--- begin EXCERPTED RECORDS ---

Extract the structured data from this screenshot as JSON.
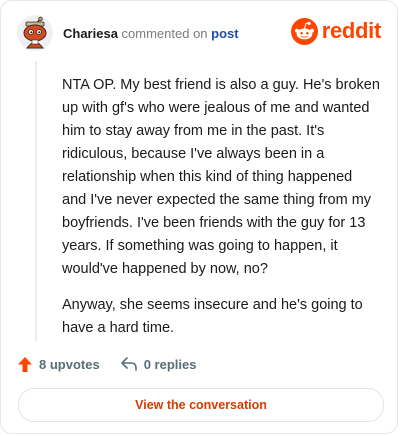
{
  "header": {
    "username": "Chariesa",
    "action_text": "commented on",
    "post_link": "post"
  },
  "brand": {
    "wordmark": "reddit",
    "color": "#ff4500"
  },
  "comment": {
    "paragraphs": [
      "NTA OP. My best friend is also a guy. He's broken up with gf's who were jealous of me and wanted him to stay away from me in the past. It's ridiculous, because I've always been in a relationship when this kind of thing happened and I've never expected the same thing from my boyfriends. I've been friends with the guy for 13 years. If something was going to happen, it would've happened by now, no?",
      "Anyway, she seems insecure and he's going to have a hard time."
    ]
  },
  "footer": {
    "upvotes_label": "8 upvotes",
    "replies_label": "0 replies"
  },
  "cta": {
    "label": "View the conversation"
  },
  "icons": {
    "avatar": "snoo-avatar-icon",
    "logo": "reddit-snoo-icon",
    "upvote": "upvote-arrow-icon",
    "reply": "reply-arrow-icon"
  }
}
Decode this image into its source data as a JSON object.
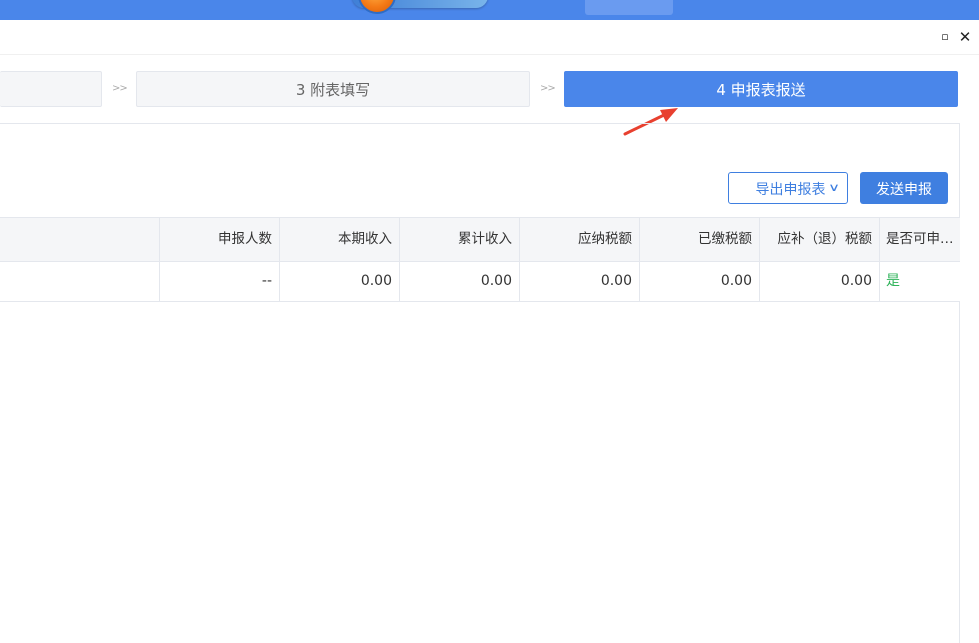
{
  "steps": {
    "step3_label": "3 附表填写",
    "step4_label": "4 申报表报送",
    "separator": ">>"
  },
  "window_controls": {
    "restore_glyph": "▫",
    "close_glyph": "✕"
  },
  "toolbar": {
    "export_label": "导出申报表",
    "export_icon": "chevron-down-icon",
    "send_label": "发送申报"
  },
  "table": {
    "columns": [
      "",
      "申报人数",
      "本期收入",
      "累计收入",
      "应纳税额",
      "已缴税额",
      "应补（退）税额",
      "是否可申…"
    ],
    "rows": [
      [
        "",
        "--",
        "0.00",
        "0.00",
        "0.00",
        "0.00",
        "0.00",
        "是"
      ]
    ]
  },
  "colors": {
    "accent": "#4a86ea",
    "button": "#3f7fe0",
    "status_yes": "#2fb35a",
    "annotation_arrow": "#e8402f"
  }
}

--- end EXCERPTED RECORDS ---

| WHAT NEEDS TO BE DONE |
Using the records above, output their complete text exactly, minus any images.

| EXERCISE OUTPUT |
Extract the structured data from this screenshot as JSON.
{
  "header": {
    "username": "Chariesa",
    "action_text": "commented on",
    "post_link": "post"
  },
  "brand": {
    "wordmark": "reddit",
    "color": "#ff4500"
  },
  "comment": {
    "paragraphs": [
      "NTA OP. My best friend is also a guy. He's broken up with gf's who were jealous of me and wanted him to stay away from me in the past. It's ridiculous, because I've always been in a relationship when this kind of thing happened and I've never expected the same thing from my boyfriends. I've been friends with the guy for 13 years. If something was going to happen, it would've happened by now, no?",
      "Anyway, she seems insecure and he's going to have a hard time."
    ]
  },
  "footer": {
    "upvotes_label": "8 upvotes",
    "replies_label": "0 replies"
  },
  "cta": {
    "label": "View the conversation"
  },
  "icons": {
    "avatar": "snoo-avatar-icon",
    "logo": "reddit-snoo-icon",
    "upvote": "upvote-arrow-icon",
    "reply": "reply-arrow-icon"
  }
}
Decode this image into its source data as a JSON object.
{
  "steps": {
    "step3_label": "3 附表填写",
    "step4_label": "4 申报表报送",
    "separator": ">>"
  },
  "window_controls": {
    "restore_glyph": "▫",
    "close_glyph": "✕"
  },
  "toolbar": {
    "export_label": "导出申报表",
    "export_icon": "chevron-down-icon",
    "send_label": "发送申报"
  },
  "table": {
    "columns": [
      "",
      "申报人数",
      "本期收入",
      "累计收入",
      "应纳税额",
      "已缴税额",
      "应补（退）税额",
      "是否可申…"
    ],
    "rows": [
      [
        "",
        "--",
        "0.00",
        "0.00",
        "0.00",
        "0.00",
        "0.00",
        "是"
      ]
    ]
  },
  "colors": {
    "accent": "#4a86ea",
    "button": "#3f7fe0",
    "status_yes": "#2fb35a",
    "annotation_arrow": "#e8402f"
  }
}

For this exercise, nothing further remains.